──────── Data ────────

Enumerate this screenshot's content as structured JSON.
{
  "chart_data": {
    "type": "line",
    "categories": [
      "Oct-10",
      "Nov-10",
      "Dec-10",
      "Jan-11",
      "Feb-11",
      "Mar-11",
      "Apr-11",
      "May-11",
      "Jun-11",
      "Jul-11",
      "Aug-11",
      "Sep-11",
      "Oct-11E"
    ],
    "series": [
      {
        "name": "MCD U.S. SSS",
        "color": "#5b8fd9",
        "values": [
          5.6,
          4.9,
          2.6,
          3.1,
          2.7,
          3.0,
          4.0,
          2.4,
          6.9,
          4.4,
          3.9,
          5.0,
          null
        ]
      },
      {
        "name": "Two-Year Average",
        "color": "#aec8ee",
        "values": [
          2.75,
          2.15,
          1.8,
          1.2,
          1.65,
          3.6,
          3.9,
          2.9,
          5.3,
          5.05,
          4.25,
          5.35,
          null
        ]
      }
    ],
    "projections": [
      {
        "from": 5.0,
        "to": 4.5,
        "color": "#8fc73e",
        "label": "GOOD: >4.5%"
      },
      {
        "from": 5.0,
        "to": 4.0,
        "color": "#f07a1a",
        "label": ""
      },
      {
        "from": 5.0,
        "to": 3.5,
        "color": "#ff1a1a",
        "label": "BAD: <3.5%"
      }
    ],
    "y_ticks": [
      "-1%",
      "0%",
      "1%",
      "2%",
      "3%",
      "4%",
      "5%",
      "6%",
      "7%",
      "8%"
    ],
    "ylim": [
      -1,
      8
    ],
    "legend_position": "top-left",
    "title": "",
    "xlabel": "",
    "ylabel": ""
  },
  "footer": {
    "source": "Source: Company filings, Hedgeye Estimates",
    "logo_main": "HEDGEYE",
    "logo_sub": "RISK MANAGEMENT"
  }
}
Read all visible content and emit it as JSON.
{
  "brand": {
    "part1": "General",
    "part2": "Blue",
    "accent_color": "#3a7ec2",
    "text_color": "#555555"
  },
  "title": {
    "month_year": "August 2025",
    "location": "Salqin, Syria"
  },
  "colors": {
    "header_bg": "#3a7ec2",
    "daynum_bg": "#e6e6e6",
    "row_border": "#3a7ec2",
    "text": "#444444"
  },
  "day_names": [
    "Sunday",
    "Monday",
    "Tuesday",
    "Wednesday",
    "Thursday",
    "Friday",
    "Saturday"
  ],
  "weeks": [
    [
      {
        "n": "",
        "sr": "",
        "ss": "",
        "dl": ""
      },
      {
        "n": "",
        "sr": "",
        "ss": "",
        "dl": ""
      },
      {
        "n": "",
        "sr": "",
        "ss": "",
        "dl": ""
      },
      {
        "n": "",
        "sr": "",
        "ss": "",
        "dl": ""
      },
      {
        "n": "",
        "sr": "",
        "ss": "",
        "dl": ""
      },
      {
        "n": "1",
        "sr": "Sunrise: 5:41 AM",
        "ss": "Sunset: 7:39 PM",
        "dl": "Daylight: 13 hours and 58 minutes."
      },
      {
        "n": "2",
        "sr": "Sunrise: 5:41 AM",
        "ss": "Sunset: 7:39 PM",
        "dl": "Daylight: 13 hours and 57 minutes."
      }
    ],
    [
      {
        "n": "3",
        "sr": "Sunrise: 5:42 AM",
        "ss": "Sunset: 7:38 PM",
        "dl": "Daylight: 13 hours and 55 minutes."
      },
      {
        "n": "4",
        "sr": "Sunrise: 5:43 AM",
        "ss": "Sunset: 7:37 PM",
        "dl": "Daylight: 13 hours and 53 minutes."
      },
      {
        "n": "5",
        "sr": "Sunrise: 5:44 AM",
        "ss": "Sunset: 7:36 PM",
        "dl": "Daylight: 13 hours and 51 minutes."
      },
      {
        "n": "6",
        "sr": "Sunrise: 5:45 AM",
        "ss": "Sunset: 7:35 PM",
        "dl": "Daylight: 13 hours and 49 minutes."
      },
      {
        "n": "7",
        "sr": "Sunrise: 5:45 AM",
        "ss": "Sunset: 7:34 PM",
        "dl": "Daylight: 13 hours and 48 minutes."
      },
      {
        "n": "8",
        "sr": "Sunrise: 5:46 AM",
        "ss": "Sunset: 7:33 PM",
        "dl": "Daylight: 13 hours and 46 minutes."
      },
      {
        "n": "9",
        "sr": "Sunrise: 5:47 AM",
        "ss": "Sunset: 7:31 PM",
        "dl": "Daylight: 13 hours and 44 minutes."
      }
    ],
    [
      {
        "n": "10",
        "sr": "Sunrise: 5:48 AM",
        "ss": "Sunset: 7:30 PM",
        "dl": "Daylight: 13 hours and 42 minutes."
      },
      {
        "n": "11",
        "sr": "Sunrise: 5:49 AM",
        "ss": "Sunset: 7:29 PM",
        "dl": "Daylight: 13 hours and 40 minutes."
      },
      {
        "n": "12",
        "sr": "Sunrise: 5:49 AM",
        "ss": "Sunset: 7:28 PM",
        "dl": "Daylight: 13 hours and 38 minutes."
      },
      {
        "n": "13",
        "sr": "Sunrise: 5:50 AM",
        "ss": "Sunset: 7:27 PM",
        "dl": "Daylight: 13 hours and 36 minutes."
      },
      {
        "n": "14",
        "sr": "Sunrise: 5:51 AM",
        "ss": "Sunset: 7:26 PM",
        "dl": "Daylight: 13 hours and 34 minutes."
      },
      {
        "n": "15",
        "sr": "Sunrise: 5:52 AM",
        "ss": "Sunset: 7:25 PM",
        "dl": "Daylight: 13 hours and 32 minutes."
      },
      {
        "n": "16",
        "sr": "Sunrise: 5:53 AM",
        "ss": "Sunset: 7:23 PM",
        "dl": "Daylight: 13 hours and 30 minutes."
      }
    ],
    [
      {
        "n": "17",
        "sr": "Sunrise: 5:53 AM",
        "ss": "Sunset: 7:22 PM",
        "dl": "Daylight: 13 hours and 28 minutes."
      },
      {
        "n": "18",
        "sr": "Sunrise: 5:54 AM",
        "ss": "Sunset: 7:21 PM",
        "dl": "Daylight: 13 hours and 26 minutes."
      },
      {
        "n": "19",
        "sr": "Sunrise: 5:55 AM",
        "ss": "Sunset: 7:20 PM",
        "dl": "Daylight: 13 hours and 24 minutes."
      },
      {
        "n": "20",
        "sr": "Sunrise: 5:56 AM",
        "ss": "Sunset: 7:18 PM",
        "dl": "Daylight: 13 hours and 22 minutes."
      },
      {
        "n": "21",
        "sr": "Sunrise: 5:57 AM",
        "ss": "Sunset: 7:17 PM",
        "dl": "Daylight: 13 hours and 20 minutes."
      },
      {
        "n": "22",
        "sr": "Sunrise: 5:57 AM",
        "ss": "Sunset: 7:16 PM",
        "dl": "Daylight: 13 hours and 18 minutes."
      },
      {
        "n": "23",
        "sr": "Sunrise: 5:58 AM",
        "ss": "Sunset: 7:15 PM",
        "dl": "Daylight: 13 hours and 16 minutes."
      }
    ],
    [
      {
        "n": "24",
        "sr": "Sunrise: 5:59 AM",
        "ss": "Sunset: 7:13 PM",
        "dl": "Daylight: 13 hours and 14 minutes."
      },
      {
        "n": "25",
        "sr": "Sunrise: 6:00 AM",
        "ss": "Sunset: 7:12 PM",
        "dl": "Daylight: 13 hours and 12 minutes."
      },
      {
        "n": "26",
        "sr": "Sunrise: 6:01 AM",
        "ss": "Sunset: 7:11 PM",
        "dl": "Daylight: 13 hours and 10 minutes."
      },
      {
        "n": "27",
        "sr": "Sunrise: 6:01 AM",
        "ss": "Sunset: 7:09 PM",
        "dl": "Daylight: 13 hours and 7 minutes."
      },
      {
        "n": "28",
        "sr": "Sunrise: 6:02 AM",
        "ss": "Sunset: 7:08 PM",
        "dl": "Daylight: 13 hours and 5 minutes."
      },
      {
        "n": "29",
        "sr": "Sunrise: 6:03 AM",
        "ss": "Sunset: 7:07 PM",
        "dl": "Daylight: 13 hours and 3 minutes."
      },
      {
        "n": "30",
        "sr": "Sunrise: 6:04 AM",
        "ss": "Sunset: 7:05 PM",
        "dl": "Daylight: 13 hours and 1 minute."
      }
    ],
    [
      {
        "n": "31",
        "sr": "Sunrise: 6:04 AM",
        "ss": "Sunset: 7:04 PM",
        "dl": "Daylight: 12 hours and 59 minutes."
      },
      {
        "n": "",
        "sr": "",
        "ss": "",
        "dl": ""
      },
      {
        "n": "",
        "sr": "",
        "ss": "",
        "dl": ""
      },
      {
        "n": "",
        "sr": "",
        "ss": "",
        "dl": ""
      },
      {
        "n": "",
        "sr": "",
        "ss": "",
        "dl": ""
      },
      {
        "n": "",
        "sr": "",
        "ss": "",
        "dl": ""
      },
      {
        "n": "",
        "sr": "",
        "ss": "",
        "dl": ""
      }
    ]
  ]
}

────────

Exercise objective
Gather from the entries above all lines that include the string "content".

Worked answer
Enumerate this screenshot's content as structured JSON.
Read all visible content and emit it as JSON.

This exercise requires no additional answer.